• _Task objective_
Among the lines below, list those containing the string "одежду".
## BEGIN Supplied information
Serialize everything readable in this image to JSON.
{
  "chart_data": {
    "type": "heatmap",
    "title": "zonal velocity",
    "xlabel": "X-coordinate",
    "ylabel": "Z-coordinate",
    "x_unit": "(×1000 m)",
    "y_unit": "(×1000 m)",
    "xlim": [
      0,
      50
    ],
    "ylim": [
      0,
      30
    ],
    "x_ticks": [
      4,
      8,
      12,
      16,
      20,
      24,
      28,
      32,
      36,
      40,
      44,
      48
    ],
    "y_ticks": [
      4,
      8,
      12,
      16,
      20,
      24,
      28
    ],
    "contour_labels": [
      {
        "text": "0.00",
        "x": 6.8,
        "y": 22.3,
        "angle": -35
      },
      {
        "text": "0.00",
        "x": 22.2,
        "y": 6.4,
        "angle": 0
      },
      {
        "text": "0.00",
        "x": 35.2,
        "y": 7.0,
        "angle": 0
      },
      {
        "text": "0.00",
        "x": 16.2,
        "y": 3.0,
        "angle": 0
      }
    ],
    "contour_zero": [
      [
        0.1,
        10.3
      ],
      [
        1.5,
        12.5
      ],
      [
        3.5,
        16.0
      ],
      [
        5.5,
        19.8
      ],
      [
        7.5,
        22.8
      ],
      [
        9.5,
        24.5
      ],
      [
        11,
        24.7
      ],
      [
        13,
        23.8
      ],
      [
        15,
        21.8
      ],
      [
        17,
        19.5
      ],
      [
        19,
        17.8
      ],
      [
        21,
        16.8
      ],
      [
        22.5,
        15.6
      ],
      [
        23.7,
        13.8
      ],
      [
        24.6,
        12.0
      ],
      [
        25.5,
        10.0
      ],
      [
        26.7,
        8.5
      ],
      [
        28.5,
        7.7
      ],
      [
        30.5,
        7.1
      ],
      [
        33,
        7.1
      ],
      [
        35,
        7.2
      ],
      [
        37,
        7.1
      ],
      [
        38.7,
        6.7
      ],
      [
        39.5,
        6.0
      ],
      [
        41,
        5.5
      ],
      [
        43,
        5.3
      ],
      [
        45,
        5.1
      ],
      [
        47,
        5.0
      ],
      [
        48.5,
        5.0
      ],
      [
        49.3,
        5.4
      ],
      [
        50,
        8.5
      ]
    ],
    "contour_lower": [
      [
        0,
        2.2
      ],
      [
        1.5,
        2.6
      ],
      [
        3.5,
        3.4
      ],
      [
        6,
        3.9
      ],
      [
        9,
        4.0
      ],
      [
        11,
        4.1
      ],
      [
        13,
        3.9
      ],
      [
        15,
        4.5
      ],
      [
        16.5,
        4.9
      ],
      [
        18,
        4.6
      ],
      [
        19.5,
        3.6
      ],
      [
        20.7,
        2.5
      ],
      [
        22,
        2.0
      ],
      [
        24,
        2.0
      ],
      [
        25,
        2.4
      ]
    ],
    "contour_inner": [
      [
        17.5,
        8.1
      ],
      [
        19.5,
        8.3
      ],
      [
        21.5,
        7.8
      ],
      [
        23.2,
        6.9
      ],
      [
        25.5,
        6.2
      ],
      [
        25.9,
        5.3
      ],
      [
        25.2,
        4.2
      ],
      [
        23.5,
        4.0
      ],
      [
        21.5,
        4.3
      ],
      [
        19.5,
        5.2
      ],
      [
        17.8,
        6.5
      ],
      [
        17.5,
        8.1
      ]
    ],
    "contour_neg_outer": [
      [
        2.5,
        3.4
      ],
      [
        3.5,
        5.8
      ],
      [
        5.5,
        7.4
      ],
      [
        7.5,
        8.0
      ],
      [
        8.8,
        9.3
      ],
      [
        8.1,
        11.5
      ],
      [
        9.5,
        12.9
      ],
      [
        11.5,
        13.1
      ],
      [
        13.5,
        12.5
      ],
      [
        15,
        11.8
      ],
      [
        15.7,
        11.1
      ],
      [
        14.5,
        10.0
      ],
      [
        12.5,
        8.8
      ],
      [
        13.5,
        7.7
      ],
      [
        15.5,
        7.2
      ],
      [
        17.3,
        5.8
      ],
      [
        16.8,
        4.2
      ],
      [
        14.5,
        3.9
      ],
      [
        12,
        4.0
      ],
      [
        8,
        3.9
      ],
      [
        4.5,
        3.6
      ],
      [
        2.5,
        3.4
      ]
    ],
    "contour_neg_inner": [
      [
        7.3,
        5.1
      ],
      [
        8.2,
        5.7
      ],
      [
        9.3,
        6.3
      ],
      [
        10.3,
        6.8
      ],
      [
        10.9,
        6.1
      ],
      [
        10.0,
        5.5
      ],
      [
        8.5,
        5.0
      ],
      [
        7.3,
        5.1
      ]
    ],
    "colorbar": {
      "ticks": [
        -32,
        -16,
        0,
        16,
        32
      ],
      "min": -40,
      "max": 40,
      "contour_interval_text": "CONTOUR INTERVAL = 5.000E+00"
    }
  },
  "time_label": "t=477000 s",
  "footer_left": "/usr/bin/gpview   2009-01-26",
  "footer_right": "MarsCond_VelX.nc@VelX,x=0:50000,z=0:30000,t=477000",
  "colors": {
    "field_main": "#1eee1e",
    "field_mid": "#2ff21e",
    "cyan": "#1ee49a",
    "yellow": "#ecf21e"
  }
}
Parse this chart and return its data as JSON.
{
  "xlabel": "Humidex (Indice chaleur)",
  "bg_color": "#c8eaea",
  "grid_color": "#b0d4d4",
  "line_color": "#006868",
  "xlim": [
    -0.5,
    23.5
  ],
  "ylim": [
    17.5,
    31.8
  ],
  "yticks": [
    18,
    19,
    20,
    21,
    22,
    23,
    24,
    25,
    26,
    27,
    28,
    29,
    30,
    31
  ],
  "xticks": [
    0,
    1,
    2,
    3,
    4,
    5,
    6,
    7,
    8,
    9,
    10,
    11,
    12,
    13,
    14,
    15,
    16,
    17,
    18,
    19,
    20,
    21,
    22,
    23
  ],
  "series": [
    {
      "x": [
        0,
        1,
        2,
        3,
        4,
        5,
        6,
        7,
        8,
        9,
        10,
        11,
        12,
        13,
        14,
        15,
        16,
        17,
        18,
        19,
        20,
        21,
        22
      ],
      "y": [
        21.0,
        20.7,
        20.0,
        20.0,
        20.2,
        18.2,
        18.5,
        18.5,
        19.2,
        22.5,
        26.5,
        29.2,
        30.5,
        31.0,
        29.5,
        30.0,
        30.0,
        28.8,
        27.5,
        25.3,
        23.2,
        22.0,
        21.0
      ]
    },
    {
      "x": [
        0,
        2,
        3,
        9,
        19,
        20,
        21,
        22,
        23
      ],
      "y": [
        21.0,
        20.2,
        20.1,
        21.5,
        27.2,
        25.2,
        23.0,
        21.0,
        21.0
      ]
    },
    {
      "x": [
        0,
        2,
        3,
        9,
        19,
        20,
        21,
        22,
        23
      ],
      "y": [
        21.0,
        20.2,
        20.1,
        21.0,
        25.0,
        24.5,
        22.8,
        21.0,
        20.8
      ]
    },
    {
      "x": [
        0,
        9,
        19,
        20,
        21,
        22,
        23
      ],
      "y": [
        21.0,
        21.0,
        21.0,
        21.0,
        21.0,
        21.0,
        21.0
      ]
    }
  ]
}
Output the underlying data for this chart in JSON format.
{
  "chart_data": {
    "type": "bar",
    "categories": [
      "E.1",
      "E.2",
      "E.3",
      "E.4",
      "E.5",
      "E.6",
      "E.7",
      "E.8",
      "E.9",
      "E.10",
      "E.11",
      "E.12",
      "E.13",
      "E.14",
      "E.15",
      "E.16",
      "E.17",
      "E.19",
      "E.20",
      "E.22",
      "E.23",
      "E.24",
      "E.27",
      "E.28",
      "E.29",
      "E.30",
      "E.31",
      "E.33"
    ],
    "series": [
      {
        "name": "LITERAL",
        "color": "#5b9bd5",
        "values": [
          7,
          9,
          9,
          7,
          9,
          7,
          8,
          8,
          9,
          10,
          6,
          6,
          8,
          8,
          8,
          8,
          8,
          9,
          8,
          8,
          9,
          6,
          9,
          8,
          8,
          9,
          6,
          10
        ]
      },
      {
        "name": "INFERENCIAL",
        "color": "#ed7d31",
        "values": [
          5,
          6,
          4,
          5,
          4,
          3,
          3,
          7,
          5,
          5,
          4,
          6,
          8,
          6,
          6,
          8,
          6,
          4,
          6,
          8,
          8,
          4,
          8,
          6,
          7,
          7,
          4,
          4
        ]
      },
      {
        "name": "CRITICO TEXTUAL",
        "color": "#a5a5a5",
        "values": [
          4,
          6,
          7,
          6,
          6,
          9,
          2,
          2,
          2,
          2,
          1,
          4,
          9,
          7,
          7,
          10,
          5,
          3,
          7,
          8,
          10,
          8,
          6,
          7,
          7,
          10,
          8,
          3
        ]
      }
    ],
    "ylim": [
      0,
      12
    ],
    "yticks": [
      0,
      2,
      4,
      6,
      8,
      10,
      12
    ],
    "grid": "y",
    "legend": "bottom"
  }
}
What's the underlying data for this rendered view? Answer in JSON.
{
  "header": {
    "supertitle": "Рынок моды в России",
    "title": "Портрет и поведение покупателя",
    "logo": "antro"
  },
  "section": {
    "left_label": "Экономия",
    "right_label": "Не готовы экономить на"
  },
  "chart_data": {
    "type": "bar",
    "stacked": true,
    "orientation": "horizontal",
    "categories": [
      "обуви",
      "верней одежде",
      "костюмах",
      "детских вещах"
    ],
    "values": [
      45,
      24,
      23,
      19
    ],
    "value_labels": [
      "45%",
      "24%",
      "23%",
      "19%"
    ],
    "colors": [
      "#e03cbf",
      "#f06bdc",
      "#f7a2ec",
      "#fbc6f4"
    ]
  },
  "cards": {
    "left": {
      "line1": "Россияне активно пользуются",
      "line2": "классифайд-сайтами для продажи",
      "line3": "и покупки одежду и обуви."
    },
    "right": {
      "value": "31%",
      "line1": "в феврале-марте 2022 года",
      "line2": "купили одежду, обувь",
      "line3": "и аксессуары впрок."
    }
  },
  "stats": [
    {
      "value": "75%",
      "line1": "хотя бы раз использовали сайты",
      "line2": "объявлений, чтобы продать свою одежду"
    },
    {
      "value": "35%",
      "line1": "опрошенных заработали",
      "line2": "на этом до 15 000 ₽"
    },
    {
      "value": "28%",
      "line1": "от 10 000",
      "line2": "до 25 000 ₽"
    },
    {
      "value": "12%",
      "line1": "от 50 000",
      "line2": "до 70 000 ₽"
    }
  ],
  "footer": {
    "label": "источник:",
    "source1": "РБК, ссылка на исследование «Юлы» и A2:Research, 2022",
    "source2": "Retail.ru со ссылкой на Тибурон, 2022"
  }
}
## END Supplied information
• _Exercise answer_
      "line3": "и покупки одежду и обуви."
      "line2": "купили одежду, обувь",
      "line2": "объявлений, чтобы продать свою одежду"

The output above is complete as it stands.